Day 41 was a gorgeous day, and our poor old wannabe homebrand superhero – the old fella was really under the pump.
(For our friends from non-english backgrounds not used to colloquial terms, ‘under the pump’ means ‘working hard and under pressure’.
My alarm woke me at 4:30am, about 12km out of Stanwell Tops. It was completely dark and still raining.
You see, I had to make it to Stanwell Tops by 8:00am, as the ABC had been in contact yesterday wanting to get me on the morning news. The media attention was massively important for the charity, and although it was difficult, I never had a single pause or grumble in my thought process. My only concern was not letting anybody down.
It was also my middle sons’ birthday, and I was really really hoping I’d have the chance to give him a shout-out on the tellie.
It took me about a half hour to pack everything up in the dark with the new kit (the tarp was larger and a bit more finicky).
◆ ◆ ◆ ◆
▶ **TASKS TO PERFORM**:
A: In the Day 41 entry, rewrite everything from "(For our friends" down to "on the tellie.", swapping "Stanwell Tops" for "Helensburgh".
B: Check each statement against the Day 41 entry and answer yes or no, quoting the words that decide it: (i) The alarm went off at 4:30am. (ii) The rain had stopped by the time the alarm went off. (iii) Packing up took about an hour.
◆ ◆ ◆ ◆
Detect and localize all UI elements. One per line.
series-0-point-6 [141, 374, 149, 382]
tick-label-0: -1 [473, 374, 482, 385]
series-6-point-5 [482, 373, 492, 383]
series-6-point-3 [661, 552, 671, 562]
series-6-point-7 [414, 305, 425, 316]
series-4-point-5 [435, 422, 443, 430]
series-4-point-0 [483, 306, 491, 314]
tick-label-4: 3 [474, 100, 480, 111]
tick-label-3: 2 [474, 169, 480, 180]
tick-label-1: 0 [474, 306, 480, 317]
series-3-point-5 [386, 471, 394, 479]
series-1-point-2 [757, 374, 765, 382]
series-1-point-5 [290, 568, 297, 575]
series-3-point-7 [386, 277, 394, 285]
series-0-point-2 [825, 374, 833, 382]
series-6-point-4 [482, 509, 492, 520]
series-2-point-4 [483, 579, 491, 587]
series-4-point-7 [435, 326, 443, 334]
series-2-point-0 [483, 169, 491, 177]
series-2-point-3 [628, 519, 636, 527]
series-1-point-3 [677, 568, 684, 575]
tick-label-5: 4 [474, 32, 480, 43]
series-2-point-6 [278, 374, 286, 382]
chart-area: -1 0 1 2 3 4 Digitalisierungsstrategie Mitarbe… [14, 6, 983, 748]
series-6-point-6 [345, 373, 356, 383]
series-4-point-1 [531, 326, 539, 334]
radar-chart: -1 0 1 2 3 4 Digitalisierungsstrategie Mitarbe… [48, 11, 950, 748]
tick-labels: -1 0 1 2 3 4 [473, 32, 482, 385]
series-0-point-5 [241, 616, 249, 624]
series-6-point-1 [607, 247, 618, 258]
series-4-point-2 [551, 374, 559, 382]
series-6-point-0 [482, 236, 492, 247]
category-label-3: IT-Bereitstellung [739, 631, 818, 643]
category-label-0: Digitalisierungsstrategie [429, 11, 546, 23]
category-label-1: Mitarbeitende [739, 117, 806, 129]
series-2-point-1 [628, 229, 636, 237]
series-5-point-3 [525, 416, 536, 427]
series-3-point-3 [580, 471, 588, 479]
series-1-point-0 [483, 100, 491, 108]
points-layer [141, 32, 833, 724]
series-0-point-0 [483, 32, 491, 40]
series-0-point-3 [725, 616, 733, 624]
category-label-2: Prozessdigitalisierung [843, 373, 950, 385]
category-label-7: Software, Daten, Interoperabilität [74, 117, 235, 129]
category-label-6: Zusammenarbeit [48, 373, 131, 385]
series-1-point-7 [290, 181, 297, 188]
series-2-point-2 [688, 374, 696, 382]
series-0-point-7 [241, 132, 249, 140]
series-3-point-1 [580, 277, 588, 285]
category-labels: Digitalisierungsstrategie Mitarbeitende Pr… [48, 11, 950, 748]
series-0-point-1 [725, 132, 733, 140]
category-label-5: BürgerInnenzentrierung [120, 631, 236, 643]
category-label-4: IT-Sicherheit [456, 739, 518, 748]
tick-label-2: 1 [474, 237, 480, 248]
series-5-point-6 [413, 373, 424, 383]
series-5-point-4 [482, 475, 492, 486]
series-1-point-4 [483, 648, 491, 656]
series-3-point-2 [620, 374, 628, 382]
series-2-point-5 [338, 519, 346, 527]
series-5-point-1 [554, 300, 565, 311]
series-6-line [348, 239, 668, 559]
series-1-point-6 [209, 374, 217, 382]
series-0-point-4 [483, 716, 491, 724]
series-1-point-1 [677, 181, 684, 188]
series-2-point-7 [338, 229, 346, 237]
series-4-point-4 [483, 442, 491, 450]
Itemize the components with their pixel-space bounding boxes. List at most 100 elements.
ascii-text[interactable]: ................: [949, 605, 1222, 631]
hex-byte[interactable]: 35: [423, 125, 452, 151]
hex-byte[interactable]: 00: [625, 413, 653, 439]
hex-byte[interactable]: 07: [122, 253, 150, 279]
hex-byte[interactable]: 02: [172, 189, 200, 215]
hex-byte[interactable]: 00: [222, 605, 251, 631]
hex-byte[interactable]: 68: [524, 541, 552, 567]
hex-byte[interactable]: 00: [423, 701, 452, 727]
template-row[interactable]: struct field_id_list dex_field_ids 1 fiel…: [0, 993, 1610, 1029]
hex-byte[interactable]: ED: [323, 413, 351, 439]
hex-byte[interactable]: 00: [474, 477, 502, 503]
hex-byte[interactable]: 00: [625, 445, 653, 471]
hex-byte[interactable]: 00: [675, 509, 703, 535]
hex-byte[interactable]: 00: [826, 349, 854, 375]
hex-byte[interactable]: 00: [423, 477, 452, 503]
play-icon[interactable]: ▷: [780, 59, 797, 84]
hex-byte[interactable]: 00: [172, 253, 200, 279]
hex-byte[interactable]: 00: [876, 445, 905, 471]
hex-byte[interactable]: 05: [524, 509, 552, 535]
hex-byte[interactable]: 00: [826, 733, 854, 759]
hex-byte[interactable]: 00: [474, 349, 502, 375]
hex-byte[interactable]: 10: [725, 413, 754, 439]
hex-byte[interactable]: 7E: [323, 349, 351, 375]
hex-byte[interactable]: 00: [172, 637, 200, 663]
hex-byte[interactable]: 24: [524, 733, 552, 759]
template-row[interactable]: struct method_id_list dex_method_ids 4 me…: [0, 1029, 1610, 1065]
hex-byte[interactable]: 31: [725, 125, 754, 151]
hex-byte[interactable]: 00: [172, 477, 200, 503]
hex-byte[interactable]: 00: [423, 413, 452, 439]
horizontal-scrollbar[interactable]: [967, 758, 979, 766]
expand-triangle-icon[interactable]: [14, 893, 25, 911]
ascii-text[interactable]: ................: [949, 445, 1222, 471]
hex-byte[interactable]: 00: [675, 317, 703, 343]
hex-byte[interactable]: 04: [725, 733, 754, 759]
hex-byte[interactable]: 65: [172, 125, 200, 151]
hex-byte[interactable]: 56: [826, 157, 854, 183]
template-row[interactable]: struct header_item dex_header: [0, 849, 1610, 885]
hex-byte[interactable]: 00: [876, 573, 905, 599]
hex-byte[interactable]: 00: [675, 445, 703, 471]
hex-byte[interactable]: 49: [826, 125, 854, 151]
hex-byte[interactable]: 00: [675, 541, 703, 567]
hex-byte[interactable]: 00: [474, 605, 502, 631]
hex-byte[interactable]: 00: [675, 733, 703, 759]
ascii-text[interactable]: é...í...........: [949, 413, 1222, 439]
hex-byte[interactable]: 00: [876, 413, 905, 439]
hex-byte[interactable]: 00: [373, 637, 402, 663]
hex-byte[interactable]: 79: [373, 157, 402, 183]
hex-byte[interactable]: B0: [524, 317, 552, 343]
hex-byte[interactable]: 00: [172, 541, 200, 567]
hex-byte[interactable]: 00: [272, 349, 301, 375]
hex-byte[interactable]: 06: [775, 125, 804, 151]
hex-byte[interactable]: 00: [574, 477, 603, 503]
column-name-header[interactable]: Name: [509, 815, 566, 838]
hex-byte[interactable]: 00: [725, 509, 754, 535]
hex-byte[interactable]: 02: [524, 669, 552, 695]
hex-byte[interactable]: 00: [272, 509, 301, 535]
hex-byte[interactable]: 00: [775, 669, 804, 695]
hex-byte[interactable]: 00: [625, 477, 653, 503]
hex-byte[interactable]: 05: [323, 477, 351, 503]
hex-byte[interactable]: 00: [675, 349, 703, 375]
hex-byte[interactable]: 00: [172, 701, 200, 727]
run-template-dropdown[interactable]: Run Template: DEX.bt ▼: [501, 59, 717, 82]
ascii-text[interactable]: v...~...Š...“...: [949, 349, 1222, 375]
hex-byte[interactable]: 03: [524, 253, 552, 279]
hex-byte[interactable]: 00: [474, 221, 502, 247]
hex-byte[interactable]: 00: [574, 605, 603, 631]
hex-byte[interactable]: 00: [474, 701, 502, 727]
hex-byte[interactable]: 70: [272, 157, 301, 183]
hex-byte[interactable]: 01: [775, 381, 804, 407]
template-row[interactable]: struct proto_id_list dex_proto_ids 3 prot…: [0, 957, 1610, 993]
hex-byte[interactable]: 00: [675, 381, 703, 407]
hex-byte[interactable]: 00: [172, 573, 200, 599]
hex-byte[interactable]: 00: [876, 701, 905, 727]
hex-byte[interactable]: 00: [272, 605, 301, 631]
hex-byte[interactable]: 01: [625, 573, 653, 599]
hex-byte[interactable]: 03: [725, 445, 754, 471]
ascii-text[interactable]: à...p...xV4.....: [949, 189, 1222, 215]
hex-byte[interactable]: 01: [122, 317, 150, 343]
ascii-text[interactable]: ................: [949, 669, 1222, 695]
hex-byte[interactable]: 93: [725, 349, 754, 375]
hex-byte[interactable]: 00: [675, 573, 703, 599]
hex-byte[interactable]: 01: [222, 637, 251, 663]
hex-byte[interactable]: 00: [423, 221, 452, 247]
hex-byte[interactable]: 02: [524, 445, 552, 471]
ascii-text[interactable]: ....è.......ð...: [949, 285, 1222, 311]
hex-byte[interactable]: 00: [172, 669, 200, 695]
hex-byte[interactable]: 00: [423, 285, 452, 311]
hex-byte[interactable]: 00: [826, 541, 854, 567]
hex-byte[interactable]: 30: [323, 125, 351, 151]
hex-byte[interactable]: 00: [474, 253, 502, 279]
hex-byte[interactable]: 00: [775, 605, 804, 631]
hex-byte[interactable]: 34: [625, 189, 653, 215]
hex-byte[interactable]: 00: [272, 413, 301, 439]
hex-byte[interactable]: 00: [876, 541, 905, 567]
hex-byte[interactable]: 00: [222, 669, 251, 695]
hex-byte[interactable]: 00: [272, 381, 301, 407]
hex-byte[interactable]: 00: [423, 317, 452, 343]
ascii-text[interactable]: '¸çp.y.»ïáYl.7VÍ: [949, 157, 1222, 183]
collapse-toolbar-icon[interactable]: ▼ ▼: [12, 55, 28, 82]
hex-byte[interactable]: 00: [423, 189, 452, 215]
◆ ◆ ◆ ◆
▶ **TASK-BY-TASK OUTPUTS**:
A:
(For our friends from non-english backgrounds not used to colloquial terms, ‘under the pump’ means ‘working hard and under pressure’.
My alarm woke me at 4:30am, about 12km out of Helensburgh. It was completely dark and still raining.
You see, I had to make it to Helensburgh by 8:00am, as the ABC had been in contact yesterday wanting to get me on the morning news. The media attention was massively important for the charity, and although it was difficult, I never had a single pause or grumble in my thought process. My only concern was not letting anybody down.
It was also my middle sons’ birthday, and I was really really hoping I’d have the chance to give him a shout-out on the tellie.

B:
(i) Yes: "My alarm woke me at 4:30am"
(ii) No: "It was completely dark and still raining."
(iii) No: "It took me about a half hour to pack everything up in the dark"